§ Task requirements: Look through the records below, and copy out every line that holds the string "Power".

§ Task material:
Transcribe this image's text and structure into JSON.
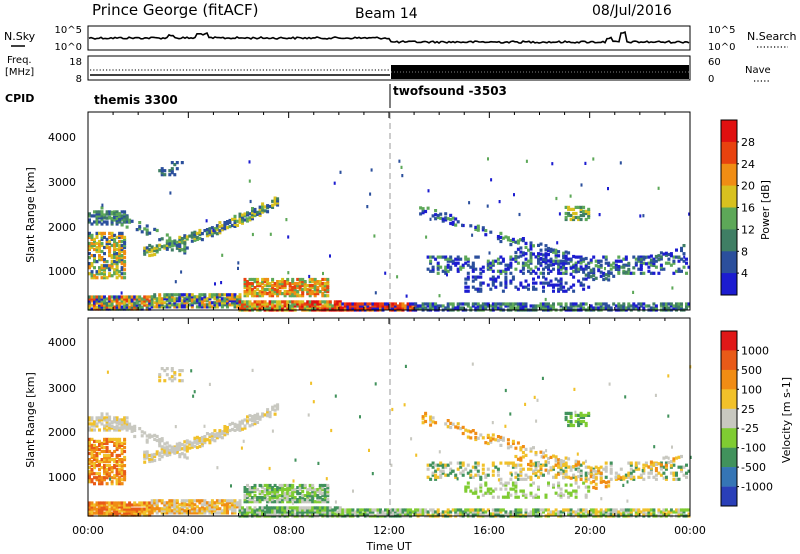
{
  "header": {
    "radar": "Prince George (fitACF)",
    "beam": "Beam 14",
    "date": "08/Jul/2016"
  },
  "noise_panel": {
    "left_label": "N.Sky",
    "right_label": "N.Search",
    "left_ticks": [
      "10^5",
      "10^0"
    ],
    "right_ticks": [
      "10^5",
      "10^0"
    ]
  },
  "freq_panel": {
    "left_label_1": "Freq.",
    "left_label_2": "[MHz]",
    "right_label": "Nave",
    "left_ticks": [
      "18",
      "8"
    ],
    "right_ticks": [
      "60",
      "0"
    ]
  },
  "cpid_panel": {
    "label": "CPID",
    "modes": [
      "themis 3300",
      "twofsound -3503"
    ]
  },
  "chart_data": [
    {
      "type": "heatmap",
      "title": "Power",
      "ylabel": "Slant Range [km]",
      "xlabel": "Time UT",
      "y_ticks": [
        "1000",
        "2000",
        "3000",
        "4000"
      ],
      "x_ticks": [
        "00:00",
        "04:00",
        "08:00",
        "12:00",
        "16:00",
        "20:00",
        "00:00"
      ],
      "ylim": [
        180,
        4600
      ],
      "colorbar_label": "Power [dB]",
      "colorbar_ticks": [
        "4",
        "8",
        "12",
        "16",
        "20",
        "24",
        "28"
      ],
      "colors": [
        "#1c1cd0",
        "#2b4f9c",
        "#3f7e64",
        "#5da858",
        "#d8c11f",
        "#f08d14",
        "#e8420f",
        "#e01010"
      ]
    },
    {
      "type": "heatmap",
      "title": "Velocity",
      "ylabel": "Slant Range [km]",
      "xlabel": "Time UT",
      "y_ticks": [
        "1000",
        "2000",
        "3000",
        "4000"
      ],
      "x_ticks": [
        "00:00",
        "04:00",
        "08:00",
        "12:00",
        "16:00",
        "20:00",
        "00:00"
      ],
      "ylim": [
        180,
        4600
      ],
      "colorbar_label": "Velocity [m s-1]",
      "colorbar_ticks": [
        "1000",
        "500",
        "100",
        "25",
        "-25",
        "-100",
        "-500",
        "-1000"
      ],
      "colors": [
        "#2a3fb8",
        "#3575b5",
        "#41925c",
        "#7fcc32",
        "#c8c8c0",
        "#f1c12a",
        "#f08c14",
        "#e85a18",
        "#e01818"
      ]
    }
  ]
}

§ Exercise response:
      "title": "Power",
      "colorbar_label": "Power [dB]",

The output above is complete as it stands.